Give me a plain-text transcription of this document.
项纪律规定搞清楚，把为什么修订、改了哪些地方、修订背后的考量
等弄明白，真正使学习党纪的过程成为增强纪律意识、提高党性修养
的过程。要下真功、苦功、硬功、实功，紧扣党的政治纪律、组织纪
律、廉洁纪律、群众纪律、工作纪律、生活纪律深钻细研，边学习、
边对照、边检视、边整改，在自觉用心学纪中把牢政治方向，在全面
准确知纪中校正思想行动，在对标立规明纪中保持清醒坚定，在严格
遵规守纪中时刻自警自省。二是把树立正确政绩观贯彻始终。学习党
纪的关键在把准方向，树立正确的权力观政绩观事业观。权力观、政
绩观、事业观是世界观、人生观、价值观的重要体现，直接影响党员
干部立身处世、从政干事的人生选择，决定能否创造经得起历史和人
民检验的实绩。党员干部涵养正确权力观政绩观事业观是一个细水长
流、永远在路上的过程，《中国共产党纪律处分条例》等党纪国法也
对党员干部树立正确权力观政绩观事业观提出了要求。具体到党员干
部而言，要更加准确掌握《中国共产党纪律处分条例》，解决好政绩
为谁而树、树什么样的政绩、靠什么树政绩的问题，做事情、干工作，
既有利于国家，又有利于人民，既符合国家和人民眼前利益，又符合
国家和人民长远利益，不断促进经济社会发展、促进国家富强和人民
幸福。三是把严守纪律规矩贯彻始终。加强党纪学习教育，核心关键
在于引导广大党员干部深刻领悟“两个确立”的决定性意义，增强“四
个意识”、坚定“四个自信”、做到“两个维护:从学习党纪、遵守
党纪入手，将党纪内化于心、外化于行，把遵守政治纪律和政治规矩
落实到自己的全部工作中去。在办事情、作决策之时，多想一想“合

---

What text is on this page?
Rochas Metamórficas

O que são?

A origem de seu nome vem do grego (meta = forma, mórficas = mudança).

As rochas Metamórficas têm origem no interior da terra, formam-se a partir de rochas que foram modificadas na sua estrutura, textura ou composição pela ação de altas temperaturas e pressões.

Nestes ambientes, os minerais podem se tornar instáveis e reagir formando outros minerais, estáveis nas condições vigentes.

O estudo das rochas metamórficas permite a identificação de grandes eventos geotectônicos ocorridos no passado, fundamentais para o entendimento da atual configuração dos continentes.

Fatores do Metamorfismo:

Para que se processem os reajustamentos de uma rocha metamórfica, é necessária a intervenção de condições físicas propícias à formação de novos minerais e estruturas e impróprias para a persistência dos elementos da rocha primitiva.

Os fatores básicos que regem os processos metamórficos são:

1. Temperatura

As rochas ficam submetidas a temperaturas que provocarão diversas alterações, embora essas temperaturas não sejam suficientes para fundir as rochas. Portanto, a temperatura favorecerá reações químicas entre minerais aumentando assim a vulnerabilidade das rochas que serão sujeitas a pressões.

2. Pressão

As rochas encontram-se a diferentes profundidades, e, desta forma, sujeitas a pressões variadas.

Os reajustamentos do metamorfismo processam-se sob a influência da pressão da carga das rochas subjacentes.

...

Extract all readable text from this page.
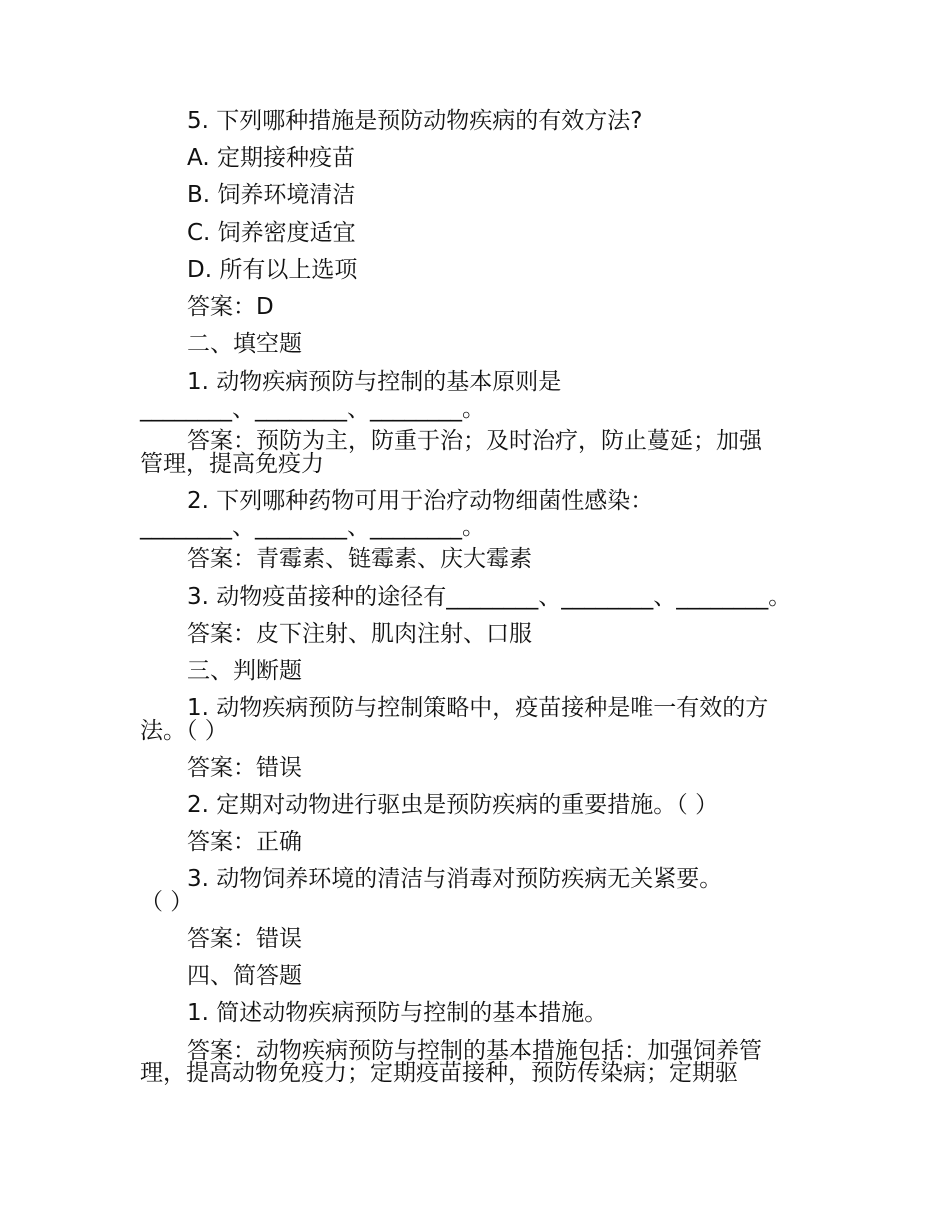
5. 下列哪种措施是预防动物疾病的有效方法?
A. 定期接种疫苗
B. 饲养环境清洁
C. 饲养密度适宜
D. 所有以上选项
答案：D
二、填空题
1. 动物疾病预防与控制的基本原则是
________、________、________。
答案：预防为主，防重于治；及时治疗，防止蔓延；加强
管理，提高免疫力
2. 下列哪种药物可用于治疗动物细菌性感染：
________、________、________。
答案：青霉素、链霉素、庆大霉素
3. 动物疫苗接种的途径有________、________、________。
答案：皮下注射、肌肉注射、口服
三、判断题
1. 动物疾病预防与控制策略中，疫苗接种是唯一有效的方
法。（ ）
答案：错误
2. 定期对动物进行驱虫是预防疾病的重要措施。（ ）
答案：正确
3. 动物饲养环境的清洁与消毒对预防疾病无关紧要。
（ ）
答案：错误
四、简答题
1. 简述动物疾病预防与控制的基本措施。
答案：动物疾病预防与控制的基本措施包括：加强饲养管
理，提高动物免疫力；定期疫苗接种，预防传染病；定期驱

## [Goal]
Lines containing the string "condições" should be counted; reply with their number and nothing more.

## [Result of this exercise]
2